EXERCISE DESCRIPTION » Give the lines below as a numbered list, leaving out any blank lines, but only for the part that opens with the line containing "List each element" and closes with the line containing "chord: Hm (510, 408, 531, 423)", both included.

EXERCISE INPUTS »
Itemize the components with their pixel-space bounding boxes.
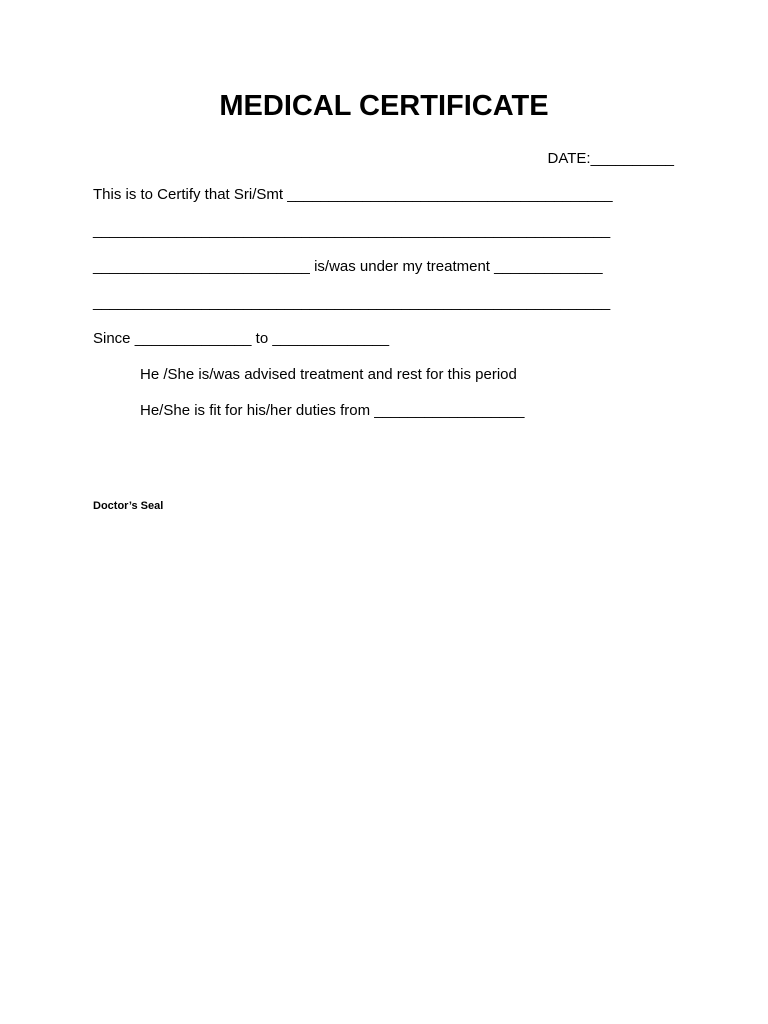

--

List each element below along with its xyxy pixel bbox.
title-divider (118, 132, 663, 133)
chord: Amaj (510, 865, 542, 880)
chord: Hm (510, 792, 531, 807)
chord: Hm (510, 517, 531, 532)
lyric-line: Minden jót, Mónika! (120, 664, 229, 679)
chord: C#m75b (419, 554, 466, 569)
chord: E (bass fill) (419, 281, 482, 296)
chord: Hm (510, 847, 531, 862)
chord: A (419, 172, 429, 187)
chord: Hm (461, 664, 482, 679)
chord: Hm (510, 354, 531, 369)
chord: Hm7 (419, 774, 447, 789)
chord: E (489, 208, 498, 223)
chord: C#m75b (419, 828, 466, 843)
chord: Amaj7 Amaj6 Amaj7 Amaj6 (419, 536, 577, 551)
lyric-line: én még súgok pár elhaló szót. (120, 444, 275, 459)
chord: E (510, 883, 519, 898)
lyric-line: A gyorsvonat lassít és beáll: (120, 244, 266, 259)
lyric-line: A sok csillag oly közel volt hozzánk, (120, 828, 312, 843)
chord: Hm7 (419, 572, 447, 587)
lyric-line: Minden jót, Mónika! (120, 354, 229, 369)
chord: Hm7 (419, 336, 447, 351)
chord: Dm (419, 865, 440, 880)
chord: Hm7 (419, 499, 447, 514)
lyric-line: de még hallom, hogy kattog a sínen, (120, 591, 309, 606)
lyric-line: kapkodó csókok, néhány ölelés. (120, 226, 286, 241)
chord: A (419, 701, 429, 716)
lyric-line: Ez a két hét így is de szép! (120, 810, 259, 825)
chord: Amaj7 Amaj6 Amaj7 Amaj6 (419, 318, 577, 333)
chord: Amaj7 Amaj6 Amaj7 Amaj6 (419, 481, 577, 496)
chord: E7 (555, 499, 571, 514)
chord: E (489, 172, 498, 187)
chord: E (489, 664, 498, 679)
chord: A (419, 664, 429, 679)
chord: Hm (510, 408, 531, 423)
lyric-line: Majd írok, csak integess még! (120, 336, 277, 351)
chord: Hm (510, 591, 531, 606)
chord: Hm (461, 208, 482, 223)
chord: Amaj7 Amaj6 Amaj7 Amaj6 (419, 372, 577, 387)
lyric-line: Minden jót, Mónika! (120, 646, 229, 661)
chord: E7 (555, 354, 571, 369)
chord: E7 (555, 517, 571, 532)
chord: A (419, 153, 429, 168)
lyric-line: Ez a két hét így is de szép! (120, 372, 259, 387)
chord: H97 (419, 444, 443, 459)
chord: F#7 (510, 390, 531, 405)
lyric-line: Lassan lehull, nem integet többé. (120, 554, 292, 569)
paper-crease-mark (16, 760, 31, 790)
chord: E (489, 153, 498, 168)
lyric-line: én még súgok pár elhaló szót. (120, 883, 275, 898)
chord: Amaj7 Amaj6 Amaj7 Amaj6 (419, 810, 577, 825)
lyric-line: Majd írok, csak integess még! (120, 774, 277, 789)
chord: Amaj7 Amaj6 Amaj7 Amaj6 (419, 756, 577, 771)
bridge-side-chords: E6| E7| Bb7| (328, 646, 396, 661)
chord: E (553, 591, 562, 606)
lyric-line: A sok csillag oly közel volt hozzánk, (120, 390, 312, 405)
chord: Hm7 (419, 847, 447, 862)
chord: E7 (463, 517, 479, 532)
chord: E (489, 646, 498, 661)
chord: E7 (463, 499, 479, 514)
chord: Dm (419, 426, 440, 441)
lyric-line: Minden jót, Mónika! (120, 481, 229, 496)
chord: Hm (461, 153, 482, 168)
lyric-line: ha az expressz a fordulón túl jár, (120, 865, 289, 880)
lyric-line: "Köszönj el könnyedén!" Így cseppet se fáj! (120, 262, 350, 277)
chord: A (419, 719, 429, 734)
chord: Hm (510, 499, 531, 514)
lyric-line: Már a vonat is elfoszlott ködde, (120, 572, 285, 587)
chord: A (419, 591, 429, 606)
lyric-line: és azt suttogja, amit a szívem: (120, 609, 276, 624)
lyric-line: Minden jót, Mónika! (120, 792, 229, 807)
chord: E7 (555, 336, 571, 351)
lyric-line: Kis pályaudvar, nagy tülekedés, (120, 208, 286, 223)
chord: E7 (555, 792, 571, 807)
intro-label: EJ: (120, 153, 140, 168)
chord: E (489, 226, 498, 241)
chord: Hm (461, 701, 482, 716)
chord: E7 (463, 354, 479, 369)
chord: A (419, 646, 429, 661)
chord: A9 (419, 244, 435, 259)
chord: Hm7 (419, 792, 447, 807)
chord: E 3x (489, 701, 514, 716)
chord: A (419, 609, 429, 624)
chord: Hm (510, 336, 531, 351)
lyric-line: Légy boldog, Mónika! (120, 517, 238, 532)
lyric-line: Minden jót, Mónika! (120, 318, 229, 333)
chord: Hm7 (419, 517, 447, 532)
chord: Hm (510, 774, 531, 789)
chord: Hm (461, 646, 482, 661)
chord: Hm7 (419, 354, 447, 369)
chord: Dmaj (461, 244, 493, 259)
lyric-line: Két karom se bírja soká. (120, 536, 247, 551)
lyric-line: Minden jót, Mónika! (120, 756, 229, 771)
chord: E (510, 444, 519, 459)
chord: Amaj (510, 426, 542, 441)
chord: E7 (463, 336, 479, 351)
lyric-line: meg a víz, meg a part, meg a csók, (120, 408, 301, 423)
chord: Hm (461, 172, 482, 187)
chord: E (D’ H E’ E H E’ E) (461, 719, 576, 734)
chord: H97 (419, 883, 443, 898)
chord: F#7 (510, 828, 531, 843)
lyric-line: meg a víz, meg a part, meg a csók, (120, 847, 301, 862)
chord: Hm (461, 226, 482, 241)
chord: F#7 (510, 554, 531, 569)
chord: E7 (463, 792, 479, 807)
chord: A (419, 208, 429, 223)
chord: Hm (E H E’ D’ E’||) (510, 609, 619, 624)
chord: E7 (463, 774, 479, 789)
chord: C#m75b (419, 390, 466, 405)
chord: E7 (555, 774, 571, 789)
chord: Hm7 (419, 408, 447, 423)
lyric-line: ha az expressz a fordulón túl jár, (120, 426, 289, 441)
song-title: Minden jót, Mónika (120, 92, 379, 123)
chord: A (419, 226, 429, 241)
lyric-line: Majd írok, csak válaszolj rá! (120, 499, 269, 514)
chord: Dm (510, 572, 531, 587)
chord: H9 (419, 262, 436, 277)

PROBLEM SOLUTION »
1. List each element below along with its xyxy pixel bbox.
2. title-divider (118, 132, 663, 133)
3. chord: Amaj (510, 865, 542, 880)
4. chord: Hm (510, 792, 531, 807)
5. chord: Hm (510, 517, 531, 532)
6. lyric-line: Minden jót, Mónika! (120, 664, 229, 679)
7. chord: C#m75b (419, 554, 466, 569)
8. chord: E (bass fill) (419, 281, 482, 296)
9. chord: Hm (510, 847, 531, 862)
10. chord: A (419, 172, 429, 187)
11. chord: Hm (461, 664, 482, 679)
12. chord: Hm (510, 354, 531, 369)
13. chord: Hm7 (419, 774, 447, 789)
14. chord: E (489, 208, 498, 223)
15. chord: C#m75b (419, 828, 466, 843)
16. chord: Amaj7 Amaj6 Amaj7 Amaj6 (419, 536, 577, 551)
17. lyric-line: én még súgok pár elhaló szót. (120, 444, 275, 459)
18. chord: E (510, 883, 519, 898)
19. lyric-line: A gyorsvonat lassít és beáll: (120, 244, 266, 259)
20. lyric-line: A sok csillag oly közel volt hozzánk, (120, 828, 312, 843)
21. chord: Hm7 (419, 572, 447, 587)
22. lyric-line: Minden jót, Mónika! (120, 354, 229, 369)
23. chord: Hm7 (419, 336, 447, 351)
24. chord: Dm (419, 865, 440, 880)
25. chord: Hm7 (419, 499, 447, 514)
26. lyric-line: de még hallom, hogy kattog a sínen, (120, 591, 309, 606)
27. lyric-line: kapkodó csókok, néhány ölelés. (120, 226, 286, 241)
28. chord: A (419, 701, 429, 716)
29. lyric-line: Ez a két hét így is de szép! (120, 810, 259, 825)
30. chord: Amaj7 Amaj6 Amaj7 Amaj6 (419, 318, 577, 333)
31. chord: Amaj7 Amaj6 Amaj7 Amaj6 (419, 481, 577, 496)
32. chord: E7 (555, 499, 571, 514)
33. chord: E (489, 172, 498, 187)
34. chord: E (489, 664, 498, 679)
35. chord: A (419, 664, 429, 679)
36. chord: Hm (510, 408, 531, 423)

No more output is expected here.